## Instructions to follow:
Reproduce the data exactly.

==================================================

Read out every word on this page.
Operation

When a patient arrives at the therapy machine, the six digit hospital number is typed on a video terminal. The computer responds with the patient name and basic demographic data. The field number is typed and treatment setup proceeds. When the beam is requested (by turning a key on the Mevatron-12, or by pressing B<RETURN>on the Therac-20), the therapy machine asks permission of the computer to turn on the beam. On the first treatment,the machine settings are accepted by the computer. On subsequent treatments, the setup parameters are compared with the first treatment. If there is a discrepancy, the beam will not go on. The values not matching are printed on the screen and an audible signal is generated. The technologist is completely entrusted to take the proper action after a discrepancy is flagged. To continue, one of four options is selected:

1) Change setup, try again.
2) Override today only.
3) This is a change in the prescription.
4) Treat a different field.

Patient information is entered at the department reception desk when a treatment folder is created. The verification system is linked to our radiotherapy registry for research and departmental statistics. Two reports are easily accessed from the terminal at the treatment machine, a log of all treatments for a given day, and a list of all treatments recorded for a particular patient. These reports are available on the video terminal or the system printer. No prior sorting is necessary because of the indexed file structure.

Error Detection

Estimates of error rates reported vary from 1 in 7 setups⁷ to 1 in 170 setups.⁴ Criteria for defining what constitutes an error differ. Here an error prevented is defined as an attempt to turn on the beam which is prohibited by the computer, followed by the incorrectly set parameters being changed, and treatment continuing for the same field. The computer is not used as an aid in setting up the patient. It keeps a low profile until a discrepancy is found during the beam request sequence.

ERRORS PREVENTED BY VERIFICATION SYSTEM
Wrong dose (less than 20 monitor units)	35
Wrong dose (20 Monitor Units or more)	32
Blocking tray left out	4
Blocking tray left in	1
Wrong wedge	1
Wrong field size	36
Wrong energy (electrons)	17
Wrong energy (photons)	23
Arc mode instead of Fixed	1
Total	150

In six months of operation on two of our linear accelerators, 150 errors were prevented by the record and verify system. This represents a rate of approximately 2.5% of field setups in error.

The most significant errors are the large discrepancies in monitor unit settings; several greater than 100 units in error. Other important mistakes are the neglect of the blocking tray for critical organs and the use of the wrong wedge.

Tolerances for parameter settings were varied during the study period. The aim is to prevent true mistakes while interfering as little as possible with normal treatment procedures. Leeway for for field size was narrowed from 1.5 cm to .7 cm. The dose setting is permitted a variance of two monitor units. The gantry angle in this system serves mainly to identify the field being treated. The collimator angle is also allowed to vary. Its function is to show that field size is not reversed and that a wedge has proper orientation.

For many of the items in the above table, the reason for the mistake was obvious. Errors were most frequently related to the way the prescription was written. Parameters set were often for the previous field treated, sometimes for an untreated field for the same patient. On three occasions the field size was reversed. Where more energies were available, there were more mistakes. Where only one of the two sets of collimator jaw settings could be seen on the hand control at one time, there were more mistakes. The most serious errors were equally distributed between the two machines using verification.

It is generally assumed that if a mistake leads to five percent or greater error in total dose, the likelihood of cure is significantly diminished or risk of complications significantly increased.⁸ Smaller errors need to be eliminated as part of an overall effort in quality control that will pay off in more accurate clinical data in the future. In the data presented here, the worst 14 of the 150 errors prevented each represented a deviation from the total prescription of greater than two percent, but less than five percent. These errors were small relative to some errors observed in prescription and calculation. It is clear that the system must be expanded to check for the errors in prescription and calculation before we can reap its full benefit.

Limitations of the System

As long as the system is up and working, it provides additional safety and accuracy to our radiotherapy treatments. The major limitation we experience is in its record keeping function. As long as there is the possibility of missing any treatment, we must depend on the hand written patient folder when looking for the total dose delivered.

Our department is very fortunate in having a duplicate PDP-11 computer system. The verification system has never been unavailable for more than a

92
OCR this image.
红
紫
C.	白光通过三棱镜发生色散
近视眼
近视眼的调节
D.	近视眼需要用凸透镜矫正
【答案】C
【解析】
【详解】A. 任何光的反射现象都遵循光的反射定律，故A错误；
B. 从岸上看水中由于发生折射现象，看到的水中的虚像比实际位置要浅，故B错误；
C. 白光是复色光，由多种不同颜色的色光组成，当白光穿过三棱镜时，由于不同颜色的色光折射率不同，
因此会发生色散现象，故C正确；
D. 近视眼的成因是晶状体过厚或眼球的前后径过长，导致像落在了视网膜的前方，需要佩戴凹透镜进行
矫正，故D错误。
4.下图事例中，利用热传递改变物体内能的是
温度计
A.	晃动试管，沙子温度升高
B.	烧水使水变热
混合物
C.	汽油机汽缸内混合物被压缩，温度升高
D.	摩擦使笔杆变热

==================================================

## Output below:
Read out every word on this page.
Operation

When a patient arrives at the therapy machine, the six digit hospital number is typed on a video terminal. The computer responds with the patient name and basic demographic data. The field number is typed and treatment setup proceeds. When the beam is requested (by turning a key on the Mevatron-12, or by pressing B<RETURN>on the Therac-20), the therapy machine asks permission of the computer to turn on the beam. On the first treatment,the machine settings are accepted by the computer. On subsequent treatments, the setup parameters are compared with the first treatment. If there is a discrepancy, the beam will not go on. The values not matching are printed on the screen and an audible signal is generated. The technologist is completely entrusted to take the proper action after a discrepancy is flagged. To continue, one of four options is selected:

1) Change setup, try again.
2) Override today only.
3) This is a change in the prescription.
4) Treat a different field.

Patient information is entered at the department reception desk when a treatment folder is created. The verification system is linked to our radiotherapy registry for research and departmental statistics. Two reports are easily accessed from the terminal at the treatment machine, a log of all treatments for a given day, and a list of all treatments recorded for a particular patient. These reports are available on the video terminal or the system printer. No prior sorting is necessary because of the indexed file structure.

Error Detection

Estimates of error rates reported vary from 1 in 7 setups⁷ to 1 in 170 setups.⁴ Criteria for defining what constitutes an error differ. Here an error prevented is defined as an attempt to turn on the beam which is prohibited by the computer, followed by the incorrectly set parameters being changed, and treatment continuing for the same field. The computer is not used as an aid in setting up the patient. It keeps a low profile until a discrepancy is found during the beam request sequence.

ERRORS PREVENTED BY VERIFICATION SYSTEM
Wrong dose (less than 20 monitor units)	35
Wrong dose (20 Monitor Units or more)	32
Blocking tray left out	4
Blocking tray left in	1
Wrong wedge	1
Wrong field size	36
Wrong energy (electrons)	17
Wrong energy (photons)	23
Arc mode instead of Fixed	1
Total	150

In six months of operation on two of our linear accelerators, 150 errors were prevented by the record and verify system. This represents a rate of approximately 2.5% of field setups in error.

The most significant errors are the large discrepancies in monitor unit settings; several greater than 100 units in error. Other important mistakes are the neglect of the blocking tray for critical organs and the use of the wrong wedge.

Tolerances for parameter settings were varied during the study period. The aim is to prevent true mistakes while interfering as little as possible with normal treatment procedures. Leeway for for field size was narrowed from 1.5 cm to .7 cm. The dose setting is permitted a variance of two monitor units. The gantry angle in this system serves mainly to identify the field being treated. The collimator angle is also allowed to vary. Its function is to show that field size is not reversed and that a wedge has proper orientation.

For many of the items in the above table, the reason for the mistake was obvious. Errors were most frequently related to the way the prescription was written. Parameters set were often for the previous field treated, sometimes for an untreated field for the same patient. On three occasions the field size was reversed. Where more energies were available, there were more mistakes. Where only one of the two sets of collimator jaw settings could be seen on the hand control at one time, there were more mistakes. The most serious errors were equally distributed between the two machines using verification.

It is generally assumed that if a mistake leads to five percent or greater error in total dose, the likelihood of cure is significantly diminished or risk of complications significantly increased.⁸ Smaller errors need to be eliminated as part of an overall effort in quality control that will pay off in more accurate clinical data in the future. In the data presented here, the worst 14 of the 150 errors prevented each represented a deviation from the total prescription of greater than two percent, but less than five percent. These errors were small relative to some errors observed in prescription and calculation. It is clear that the system must be expanded to check for the errors in prescription and calculation before we can reap its full benefit.

Limitations of the System

As long as the system is up and working, it provides additional safety and accuracy to our radiotherapy treatments. The major limitation we experience is in its record keeping function. As long as there is the possibility of missing any treatment, we must depend on the hand written patient folder when looking for the total dose delivered.

Our department is very fortunate in having a duplicate PDP-11 computer system. The verification system has never been unavailable for more than a

92
OCR this image.
红
紫
C.	白光通过三棱镜发生色散
近视眼
近视眼的调节
D.	近视眼需要用凸透镜矫正
【答案】C
【解析】
【详解】A. 任何光的反射现象都遵循光的反射定律，故A错误；
B. 从岸上看水中由于发生折射现象，看到的水中的虚像比实际位置要浅，故B错误；
C. 白光是复色光，由多种不同颜色的色光组成，当白光穿过三棱镜时，由于不同颜色的色光折射率不同，
因此会发生色散现象，故C正确；
D. 近视眼的成因是晶状体过厚或眼球的前后径过长，导致像落在了视网膜的前方，需要佩戴凹透镜进行
矫正，故D错误。
4.下图事例中，利用热传递改变物体内能的是
温度计
A.	晃动试管，沙子温度升高
B.	烧水使水变热
混合物
C.	汽油机汽缸内混合物被压缩，温度升高
D.	摩擦使笔杆变热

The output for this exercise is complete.